[Raw records]

────────

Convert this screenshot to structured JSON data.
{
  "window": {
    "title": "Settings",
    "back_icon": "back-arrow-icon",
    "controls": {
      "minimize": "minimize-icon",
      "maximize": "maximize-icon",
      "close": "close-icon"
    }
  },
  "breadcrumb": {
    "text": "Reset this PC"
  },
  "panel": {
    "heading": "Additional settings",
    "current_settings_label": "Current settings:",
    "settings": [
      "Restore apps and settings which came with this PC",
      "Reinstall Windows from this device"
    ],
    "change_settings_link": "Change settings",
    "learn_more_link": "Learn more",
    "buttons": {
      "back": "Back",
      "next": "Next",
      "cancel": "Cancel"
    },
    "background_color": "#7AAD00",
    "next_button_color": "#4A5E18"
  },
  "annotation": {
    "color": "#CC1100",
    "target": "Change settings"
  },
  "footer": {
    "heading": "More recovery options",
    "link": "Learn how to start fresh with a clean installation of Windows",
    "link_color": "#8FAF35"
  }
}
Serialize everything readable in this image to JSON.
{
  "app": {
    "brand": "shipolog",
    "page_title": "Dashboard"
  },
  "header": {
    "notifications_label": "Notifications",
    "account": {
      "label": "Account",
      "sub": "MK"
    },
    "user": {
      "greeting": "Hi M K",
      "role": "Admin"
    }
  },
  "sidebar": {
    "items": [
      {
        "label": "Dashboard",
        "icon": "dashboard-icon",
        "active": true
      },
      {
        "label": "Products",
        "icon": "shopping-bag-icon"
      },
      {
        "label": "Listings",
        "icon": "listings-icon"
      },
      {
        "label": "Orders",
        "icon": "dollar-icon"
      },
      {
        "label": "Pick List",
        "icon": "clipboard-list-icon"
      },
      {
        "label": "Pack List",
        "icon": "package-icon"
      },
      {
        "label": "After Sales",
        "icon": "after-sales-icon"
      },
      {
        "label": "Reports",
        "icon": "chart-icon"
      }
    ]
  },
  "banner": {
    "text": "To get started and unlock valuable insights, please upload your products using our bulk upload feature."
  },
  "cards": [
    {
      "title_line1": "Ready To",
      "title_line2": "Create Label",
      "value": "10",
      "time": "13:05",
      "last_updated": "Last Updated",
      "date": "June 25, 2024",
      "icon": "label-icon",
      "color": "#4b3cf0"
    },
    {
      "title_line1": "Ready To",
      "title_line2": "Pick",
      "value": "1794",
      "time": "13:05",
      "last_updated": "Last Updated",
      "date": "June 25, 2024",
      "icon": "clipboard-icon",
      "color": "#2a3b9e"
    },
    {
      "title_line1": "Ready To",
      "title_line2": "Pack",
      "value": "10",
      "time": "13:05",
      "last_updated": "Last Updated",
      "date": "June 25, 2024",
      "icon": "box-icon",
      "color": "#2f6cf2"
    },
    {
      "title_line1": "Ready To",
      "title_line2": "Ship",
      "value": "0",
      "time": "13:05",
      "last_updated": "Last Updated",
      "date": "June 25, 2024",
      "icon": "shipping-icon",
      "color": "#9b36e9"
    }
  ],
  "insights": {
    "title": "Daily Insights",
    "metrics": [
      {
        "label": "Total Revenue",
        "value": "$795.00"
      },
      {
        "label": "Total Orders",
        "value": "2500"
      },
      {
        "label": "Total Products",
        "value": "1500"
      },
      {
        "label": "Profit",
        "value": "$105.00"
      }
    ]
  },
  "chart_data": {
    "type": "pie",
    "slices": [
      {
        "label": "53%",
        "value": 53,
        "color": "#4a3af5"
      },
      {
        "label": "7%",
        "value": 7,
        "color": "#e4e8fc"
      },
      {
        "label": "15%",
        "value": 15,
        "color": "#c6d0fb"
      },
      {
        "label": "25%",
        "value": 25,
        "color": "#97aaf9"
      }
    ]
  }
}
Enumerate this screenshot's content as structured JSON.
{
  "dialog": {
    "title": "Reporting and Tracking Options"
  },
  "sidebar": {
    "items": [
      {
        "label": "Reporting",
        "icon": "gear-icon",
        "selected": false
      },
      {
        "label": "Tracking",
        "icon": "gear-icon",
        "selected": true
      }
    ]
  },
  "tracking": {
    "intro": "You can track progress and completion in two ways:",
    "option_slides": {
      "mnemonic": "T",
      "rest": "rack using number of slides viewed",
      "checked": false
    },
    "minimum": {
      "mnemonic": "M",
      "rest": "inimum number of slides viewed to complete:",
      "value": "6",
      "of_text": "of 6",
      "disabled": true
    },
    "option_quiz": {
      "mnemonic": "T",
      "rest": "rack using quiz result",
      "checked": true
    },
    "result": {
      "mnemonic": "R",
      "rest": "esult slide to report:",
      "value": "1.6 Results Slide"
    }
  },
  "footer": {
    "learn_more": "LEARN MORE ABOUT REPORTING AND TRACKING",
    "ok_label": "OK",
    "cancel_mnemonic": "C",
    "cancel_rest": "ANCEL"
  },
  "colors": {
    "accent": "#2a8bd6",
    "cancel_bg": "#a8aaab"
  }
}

────────

- Exercise
Repeat the data verbatim.

- Full solution
Convert this screenshot to structured JSON data.
{
  "window": {
    "title": "Settings",
    "back_icon": "back-arrow-icon",
    "controls": {
      "minimize": "minimize-icon",
      "maximize": "maximize-icon",
      "close": "close-icon"
    }
  },
  "breadcrumb": {
    "text": "Reset this PC"
  },
  "panel": {
    "heading": "Additional settings",
    "current_settings_label": "Current settings:",
    "settings": [
      "Restore apps and settings which came with this PC",
      "Reinstall Windows from this device"
    ],
    "change_settings_link": "Change settings",
    "learn_more_link": "Learn more",
    "buttons": {
      "back": "Back",
      "next": "Next",
      "cancel": "Cancel"
    },
    "background_color": "#7AAD00",
    "next_button_color": "#4A5E18"
  },
  "annotation": {
    "color": "#CC1100",
    "target": "Change settings"
  },
  "footer": {
    "heading": "More recovery options",
    "link": "Learn how to start fresh with a clean installation of Windows",
    "link_color": "#8FAF35"
  }
}
Serialize everything readable in this image to JSON.
{
  "app": {
    "brand": "shipolog",
    "page_title": "Dashboard"
  },
  "header": {
    "notifications_label": "Notifications",
    "account": {
      "label": "Account",
      "sub": "MK"
    },
    "user": {
      "greeting": "Hi M K",
      "role": "Admin"
    }
  },
  "sidebar": {
    "items": [
      {
        "label": "Dashboard",
        "icon": "dashboard-icon",
        "active": true
      },
      {
        "label": "Products",
        "icon": "shopping-bag-icon"
      },
      {
        "label": "Listings",
        "icon": "listings-icon"
      },
      {
        "label": "Orders",
        "icon": "dollar-icon"
      },
      {
        "label": "Pick List",
        "icon": "clipboard-list-icon"
      },
      {
        "label": "Pack List",
        "icon": "package-icon"
      },
      {
        "label": "After Sales",
        "icon": "after-sales-icon"
      },
      {
        "label": "Reports",
        "icon": "chart-icon"
      }
    ]
  },
  "banner": {
    "text": "To get started and unlock valuable insights, please upload your products using our bulk upload feature."
  },
  "cards": [
    {
      "title_line1": "Ready To",
      "title_line2": "Create Label",
      "value": "10",
      "time": "13:05",
      "last_updated": "Last Updated",
      "date": "June 25, 2024",
      "icon": "label-icon",
      "color": "#4b3cf0"
    },
    {
      "title_line1": "Ready To",
      "title_line2": "Pick",
      "value": "1794",
      "time": "13:05",
      "last_updated": "Last Updated",
      "date": "June 25, 2024",
      "icon": "clipboard-icon",
      "color": "#2a3b9e"
    },
    {
      "title_line1": "Ready To",
      "title_line2": "Pack",
      "value": "10",
      "time": "13:05",
      "last_updated": "Last Updated",
      "date": "June 25, 2024",
      "icon": "box-icon",
      "color": "#2f6cf2"
    },
    {
      "title_line1": "Ready To",
      "title_line2": "Ship",
      "value": "0",
      "time": "13:05",
      "last_updated": "Last Updated",
      "date": "June 25, 2024",
      "icon": "shipping-icon",
      "color": "#9b36e9"
    }
  ],
  "insights": {
    "title": "Daily Insights",
    "metrics": [
      {
        "label": "Total Revenue",
        "value": "$795.00"
      },
      {
        "label": "Total Orders",
        "value": "2500"
      },
      {
        "label": "Total Products",
        "value": "1500"
      },
      {
        "label": "Profit",
        "value": "$105.00"
      }
    ]
  },
  "chart_data": {
    "type": "pie",
    "slices": [
      {
        "label": "53%",
        "value": 53,
        "color": "#4a3af5"
      },
      {
        "label": "7%",
        "value": 7,
        "color": "#e4e8fc"
      },
      {
        "label": "15%",
        "value": 15,
        "color": "#c6d0fb"
      },
      {
        "label": "25%",
        "value": 25,
        "color": "#97aaf9"
      }
    ]
  }
}
Enumerate this screenshot's content as structured JSON.
{
  "dialog": {
    "title": "Reporting and Tracking Options"
  },
  "sidebar": {
    "items": [
      {
        "label": "Reporting",
        "icon": "gear-icon",
        "selected": false
      },
      {
        "label": "Tracking",
        "icon": "gear-icon",
        "selected": true
      }
    ]
  },
  "tracking": {
    "intro": "You can track progress and completion in two ways:",
    "option_slides": {
      "mnemonic": "T",
      "rest": "rack using number of slides viewed",
      "checked": false
    },
    "minimum": {
      "mnemonic": "M",
      "rest": "inimum number of slides viewed to complete:",
      "value": "6",
      "of_text": "of 6",
      "disabled": true
    },
    "option_quiz": {
      "mnemonic": "T",
      "rest": "rack using quiz result",
      "checked": true
    },
    "result": {
      "mnemonic": "R",
      "rest": "esult slide to report:",
      "value": "1.6 Results Slide"
    }
  },
  "footer": {
    "learn_more": "LEARN MORE ABOUT REPORTING AND TRACKING",
    "ok_label": "OK",
    "cancel_mnemonic": "C",
    "cancel_rest": "ANCEL"
  },
  "colors": {
    "accent": "#2a8bd6",
    "cancel_bg": "#a8aaab"
  }
}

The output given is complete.